**Request:**
In the data that follows, find the line containing "Output the text content of this document."; then quote that line and every line after it, exactly, through the last one.

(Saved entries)
******************************
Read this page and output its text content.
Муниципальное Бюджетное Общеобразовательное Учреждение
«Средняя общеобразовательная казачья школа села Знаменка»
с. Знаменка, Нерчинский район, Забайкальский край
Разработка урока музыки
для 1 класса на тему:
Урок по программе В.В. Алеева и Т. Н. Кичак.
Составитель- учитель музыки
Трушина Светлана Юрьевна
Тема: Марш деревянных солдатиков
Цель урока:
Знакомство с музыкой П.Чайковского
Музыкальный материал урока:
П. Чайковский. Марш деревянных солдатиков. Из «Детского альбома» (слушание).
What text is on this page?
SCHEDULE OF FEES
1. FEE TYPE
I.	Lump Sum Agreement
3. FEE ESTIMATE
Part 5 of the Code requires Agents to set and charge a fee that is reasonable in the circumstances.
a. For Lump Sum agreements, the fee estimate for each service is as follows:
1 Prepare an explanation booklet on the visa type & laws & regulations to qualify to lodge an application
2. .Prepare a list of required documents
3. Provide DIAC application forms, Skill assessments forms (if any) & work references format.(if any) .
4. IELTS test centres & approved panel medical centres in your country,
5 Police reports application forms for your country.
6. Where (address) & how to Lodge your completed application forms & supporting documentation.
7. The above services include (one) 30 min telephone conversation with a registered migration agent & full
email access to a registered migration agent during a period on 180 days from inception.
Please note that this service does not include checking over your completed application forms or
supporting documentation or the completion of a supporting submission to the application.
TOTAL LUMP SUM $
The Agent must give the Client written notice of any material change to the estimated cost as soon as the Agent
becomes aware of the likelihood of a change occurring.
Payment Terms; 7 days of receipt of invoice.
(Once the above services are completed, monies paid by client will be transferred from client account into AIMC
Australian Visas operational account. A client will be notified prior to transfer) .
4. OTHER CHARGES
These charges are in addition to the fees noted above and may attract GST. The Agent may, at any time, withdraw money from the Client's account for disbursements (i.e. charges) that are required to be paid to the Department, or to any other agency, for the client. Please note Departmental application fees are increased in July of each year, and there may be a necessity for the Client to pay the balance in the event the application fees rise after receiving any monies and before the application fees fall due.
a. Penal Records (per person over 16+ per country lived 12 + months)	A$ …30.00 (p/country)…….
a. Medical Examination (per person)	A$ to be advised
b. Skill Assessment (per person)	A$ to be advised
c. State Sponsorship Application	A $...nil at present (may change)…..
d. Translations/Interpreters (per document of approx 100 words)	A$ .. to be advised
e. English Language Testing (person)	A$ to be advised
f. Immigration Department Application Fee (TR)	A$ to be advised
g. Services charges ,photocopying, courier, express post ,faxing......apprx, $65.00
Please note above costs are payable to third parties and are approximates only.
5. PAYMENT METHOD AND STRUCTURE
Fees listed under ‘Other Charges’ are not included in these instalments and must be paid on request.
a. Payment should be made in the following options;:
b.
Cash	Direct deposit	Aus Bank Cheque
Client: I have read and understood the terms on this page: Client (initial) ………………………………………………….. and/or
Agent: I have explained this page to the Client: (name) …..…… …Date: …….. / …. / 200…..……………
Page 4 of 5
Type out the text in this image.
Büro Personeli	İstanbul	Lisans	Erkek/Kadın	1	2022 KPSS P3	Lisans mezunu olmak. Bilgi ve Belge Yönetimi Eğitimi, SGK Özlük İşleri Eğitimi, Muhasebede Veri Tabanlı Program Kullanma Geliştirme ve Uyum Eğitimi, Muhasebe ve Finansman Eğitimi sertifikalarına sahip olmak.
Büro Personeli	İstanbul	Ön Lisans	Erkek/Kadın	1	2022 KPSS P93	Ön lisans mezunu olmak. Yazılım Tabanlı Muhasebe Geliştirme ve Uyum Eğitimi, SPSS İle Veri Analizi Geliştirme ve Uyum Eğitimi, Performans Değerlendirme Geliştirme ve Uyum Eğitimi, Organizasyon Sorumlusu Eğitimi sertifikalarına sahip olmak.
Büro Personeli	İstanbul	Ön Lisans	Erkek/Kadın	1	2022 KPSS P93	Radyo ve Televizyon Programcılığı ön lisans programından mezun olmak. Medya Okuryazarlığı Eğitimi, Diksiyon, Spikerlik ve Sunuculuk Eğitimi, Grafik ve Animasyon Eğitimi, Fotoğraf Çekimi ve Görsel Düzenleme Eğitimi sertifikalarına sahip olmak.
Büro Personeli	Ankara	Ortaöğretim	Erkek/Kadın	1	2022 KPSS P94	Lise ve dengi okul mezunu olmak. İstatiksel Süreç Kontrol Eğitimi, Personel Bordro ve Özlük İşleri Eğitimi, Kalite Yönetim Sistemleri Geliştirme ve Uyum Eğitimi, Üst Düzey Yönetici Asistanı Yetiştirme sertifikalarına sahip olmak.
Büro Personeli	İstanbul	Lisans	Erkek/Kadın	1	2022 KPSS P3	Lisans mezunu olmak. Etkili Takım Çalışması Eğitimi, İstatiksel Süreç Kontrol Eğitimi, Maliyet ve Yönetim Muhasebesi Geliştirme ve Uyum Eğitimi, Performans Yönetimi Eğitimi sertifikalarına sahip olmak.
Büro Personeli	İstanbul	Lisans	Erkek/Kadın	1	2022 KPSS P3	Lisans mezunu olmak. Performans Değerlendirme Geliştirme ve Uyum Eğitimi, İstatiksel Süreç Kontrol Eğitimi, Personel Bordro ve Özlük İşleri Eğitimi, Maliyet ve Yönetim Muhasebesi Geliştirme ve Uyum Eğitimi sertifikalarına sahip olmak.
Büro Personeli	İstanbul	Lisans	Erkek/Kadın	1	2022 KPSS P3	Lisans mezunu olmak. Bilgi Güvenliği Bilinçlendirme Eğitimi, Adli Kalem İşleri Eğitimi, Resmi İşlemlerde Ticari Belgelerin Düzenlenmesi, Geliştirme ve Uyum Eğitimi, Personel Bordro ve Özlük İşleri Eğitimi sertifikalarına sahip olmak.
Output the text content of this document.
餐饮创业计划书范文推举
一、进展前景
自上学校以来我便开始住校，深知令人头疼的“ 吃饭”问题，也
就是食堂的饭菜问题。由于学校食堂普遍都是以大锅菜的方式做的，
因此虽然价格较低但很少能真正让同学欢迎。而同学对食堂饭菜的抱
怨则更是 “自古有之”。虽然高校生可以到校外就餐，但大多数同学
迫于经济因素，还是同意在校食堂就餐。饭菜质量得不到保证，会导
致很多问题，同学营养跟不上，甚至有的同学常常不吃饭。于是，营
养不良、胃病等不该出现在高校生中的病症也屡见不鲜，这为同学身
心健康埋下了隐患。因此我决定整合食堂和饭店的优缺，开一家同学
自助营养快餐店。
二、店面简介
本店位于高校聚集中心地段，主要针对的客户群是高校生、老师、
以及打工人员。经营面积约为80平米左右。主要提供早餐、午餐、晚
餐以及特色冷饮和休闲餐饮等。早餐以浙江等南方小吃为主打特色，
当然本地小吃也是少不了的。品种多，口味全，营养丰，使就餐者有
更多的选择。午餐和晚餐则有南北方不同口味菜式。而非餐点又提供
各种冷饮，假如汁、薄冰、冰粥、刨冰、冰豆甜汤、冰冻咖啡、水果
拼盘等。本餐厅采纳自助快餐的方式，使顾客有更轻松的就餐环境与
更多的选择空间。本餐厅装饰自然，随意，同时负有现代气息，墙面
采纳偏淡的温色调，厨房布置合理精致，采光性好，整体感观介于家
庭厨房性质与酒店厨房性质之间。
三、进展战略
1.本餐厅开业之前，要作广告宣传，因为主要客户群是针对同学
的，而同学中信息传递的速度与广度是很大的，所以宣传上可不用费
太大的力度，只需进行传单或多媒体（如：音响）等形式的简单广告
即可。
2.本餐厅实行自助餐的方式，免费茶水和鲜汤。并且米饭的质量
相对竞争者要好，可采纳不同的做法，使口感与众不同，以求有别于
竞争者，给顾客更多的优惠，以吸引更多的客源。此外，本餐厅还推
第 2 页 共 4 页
******************************
**Final result:**
Output the text content of this document.
餐饮创业计划书范文推举
一、进展前景
自上学校以来我便开始住校，深知令人头疼的“ 吃饭”问题，也
就是食堂的饭菜问题。由于学校食堂普遍都是以大锅菜的方式做的，
因此虽然价格较低但很少能真正让同学欢迎。而同学对食堂饭菜的抱
怨则更是 “自古有之”。虽然高校生可以到校外就餐，但大多数同学
迫于经济因素，还是同意在校食堂就餐。饭菜质量得不到保证，会导
致很多问题，同学营养跟不上，甚至有的同学常常不吃饭。于是，营
养不良、胃病等不该出现在高校生中的病症也屡见不鲜，这为同学身
心健康埋下了隐患。因此我决定整合食堂和饭店的优缺，开一家同学
自助营养快餐店。
二、店面简介
本店位于高校聚集中心地段，主要针对的客户群是高校生、老师、
以及打工人员。经营面积约为80平米左右。主要提供早餐、午餐、晚
餐以及特色冷饮和休闲餐饮等。早餐以浙江等南方小吃为主打特色，
当然本地小吃也是少不了的。品种多，口味全，营养丰，使就餐者有
更多的选择。午餐和晚餐则有南北方不同口味菜式。而非餐点又提供
各种冷饮，假如汁、薄冰、冰粥、刨冰、冰豆甜汤、冰冻咖啡、水果
拼盘等。本餐厅采纳自助快餐的方式，使顾客有更轻松的就餐环境与
更多的选择空间。本餐厅装饰自然，随意，同时负有现代气息，墙面
采纳偏淡的温色调，厨房布置合理精致，采光性好，整体感观介于家
庭厨房性质与酒店厨房性质之间。
三、进展战略
1.本餐厅开业之前，要作广告宣传，因为主要客户群是针对同学
的，而同学中信息传递的速度与广度是很大的，所以宣传上可不用费
太大的力度，只需进行传单或多媒体（如：音响）等形式的简单广告
即可。
2.本餐厅实行自助餐的方式，免费茶水和鲜汤。并且米饭的质量
相对竞争者要好，可采纳不同的做法，使口感与众不同，以求有别于
竞争者，给顾客更多的优惠，以吸引更多的客源。此外，本餐厅还推
第 2 页 共 4 页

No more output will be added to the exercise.